* **WHAT YOU WILL DO**
The records underneath are to be repeated exactly, with the pictures left out.

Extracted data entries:
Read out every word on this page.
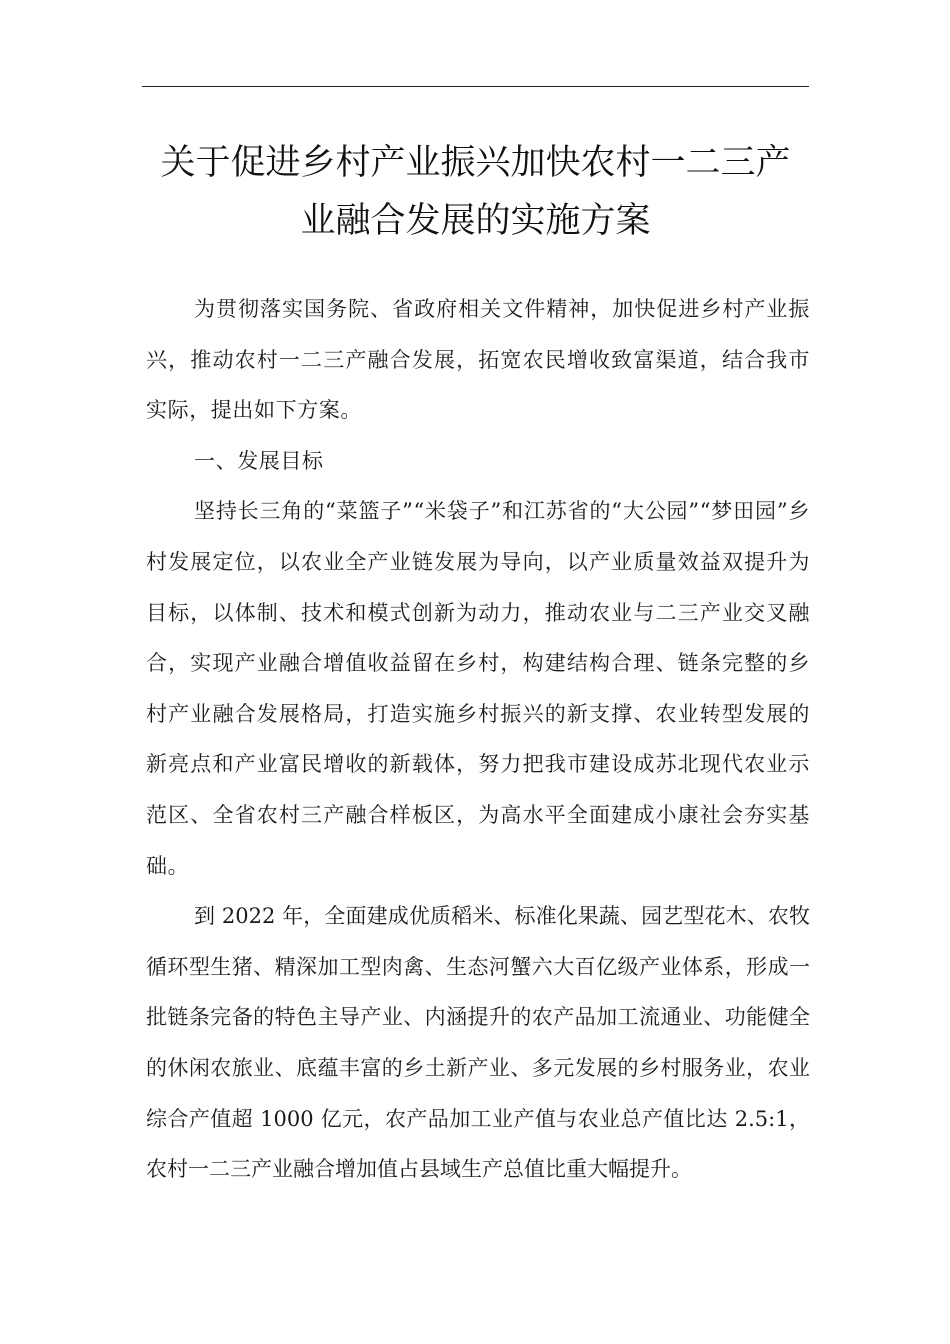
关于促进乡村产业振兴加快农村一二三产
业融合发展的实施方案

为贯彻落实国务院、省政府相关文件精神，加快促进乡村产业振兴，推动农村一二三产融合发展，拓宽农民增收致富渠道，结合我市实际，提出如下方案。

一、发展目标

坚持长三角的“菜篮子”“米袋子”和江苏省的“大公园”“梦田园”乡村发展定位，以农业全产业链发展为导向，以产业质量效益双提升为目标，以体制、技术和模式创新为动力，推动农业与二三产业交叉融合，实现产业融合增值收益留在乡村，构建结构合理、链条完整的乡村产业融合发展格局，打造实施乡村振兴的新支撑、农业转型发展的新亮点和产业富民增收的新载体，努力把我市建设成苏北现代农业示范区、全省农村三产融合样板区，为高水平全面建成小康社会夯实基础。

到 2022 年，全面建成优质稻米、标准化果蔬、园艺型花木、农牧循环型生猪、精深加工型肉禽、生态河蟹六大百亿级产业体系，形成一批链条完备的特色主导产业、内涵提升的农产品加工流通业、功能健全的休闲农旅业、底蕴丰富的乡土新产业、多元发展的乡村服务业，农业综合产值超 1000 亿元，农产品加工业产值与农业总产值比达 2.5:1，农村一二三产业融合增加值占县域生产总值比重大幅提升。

* **EXERCISE ANSWER**
Read out every word on this page.
关于促进乡村产业振兴加快农村一二三产
业融合发展的实施方案

为贯彻落实国务院、省政府相关文件精神，加快促进乡村产业振兴，推动农村一二三产融合发展，拓宽农民增收致富渠道，结合我市实际，提出如下方案。

一、发展目标

坚持长三角的“菜篮子”“米袋子”和江苏省的“大公园”“梦田园”乡村发展定位，以农业全产业链发展为导向，以产业质量效益双提升为目标，以体制、技术和模式创新为动力，推动农业与二三产业交叉融合，实现产业融合增值收益留在乡村，构建结构合理、链条完整的乡村产业融合发展格局，打造实施乡村振兴的新支撑、农业转型发展的新亮点和产业富民增收的新载体，努力把我市建设成苏北现代农业示范区、全省农村三产融合样板区，为高水平全面建成小康社会夯实基础。

到 2022 年，全面建成优质稻米、标准化果蔬、园艺型花木、农牧循环型生猪、精深加工型肉禽、生态河蟹六大百亿级产业体系，形成一批链条完备的特色主导产业、内涵提升的农产品加工流通业、功能健全的休闲农旅业、底蕴丰富的乡土新产业、多元发展的乡村服务业，农业综合产值超 1000 亿元，农产品加工业产值与农业总产值比达 2.5:1，农村一二三产业融合增加值占县域生产总值比重大幅提升。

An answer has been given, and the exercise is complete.